Records
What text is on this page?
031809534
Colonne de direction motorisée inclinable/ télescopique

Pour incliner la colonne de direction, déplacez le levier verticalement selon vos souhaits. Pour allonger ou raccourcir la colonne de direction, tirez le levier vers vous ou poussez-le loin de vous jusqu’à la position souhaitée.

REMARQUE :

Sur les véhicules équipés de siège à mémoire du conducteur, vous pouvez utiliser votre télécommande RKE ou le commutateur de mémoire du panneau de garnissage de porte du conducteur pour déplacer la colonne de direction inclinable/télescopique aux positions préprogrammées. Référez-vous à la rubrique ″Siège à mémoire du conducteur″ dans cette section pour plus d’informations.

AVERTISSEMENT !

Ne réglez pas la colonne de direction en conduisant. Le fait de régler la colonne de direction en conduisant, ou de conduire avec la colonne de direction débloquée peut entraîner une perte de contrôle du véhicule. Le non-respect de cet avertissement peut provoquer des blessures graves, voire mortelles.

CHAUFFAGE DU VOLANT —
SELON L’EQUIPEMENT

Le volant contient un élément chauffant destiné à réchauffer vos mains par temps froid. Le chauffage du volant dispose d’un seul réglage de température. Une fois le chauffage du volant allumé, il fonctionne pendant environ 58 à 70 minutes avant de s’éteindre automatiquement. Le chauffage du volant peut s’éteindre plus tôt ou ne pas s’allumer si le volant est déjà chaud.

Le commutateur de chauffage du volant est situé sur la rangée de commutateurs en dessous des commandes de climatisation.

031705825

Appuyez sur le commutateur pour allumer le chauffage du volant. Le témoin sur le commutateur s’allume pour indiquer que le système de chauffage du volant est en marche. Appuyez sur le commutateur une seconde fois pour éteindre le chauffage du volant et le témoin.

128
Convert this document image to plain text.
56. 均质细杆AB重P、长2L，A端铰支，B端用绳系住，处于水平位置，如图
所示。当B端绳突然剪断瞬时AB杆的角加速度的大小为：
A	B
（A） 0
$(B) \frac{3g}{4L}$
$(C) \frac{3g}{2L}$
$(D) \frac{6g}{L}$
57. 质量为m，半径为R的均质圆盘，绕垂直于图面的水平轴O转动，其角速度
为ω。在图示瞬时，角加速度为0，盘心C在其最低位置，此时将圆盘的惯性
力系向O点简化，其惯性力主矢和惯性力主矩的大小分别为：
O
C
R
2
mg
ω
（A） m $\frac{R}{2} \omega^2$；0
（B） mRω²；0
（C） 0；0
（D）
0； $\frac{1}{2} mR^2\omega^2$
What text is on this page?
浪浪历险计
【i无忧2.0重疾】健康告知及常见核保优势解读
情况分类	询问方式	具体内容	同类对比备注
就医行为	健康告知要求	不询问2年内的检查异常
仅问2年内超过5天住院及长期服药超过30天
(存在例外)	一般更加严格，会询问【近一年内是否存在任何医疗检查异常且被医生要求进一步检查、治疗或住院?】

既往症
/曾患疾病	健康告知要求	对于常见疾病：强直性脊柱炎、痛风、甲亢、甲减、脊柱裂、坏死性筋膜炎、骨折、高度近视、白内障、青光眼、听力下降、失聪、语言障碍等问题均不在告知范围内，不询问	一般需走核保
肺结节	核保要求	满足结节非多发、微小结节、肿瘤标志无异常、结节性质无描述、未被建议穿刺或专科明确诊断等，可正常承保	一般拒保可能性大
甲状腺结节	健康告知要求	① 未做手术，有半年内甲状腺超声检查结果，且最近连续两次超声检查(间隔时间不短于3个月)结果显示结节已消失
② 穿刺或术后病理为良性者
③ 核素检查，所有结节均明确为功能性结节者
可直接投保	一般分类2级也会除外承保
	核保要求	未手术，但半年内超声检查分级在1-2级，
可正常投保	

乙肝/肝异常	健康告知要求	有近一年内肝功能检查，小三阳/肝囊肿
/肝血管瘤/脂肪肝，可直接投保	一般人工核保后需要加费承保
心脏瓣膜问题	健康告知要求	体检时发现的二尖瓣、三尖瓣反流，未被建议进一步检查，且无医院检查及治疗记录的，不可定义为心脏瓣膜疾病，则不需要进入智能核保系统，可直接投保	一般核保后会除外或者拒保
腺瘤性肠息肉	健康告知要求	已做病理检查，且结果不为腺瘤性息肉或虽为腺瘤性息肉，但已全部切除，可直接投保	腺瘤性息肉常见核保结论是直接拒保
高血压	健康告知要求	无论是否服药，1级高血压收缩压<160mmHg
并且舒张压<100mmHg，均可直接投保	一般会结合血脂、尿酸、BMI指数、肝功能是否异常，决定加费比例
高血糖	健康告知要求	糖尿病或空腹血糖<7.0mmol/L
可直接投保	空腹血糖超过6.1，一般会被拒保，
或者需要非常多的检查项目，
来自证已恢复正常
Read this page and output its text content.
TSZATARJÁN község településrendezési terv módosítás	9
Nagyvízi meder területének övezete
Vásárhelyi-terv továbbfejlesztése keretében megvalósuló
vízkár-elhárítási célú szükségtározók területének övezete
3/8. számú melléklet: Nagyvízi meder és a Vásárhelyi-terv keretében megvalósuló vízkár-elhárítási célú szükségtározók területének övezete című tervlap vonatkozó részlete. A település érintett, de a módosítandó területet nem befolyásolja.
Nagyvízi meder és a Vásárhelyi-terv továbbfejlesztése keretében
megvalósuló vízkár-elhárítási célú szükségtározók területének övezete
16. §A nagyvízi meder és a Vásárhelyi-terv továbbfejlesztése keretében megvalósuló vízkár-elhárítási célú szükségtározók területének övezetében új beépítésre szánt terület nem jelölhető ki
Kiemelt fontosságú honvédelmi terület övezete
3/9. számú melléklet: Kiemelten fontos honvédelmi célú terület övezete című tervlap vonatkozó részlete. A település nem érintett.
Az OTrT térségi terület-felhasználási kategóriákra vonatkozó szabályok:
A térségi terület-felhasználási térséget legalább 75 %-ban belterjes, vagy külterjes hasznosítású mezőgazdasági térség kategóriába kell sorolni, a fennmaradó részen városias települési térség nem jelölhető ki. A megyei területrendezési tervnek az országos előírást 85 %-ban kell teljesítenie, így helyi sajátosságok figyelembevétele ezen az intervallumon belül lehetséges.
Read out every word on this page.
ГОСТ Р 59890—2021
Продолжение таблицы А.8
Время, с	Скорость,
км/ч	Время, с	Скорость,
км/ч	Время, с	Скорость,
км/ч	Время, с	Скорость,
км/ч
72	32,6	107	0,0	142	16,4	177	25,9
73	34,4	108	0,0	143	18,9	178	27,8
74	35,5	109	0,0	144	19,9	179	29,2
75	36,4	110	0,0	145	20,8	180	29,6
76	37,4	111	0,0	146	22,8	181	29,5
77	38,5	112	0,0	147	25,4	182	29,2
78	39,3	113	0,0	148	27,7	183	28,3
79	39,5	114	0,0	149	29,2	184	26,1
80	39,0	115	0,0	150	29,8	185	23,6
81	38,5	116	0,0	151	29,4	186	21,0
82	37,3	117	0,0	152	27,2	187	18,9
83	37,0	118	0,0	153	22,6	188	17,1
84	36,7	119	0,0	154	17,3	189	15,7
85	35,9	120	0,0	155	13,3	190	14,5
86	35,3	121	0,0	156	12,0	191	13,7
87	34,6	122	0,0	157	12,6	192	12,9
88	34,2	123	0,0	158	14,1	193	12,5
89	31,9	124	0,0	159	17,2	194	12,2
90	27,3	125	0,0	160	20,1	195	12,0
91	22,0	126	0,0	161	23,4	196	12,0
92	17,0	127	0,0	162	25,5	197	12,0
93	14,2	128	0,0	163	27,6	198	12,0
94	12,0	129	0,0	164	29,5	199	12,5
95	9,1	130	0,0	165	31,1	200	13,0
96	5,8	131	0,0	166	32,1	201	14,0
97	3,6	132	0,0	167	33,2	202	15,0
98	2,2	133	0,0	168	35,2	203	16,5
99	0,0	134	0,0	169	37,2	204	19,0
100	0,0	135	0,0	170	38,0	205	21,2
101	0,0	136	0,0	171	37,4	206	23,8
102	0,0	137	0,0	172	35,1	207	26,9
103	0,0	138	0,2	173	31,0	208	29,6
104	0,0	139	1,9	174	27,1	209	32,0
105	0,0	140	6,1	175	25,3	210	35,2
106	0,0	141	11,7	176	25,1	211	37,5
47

Task prompt
Search the records for the word "page". Copy every line that has it.

Written solution
What text is on this page?
What text is on this page?
Read this page and output its text content.
Read out every word on this page.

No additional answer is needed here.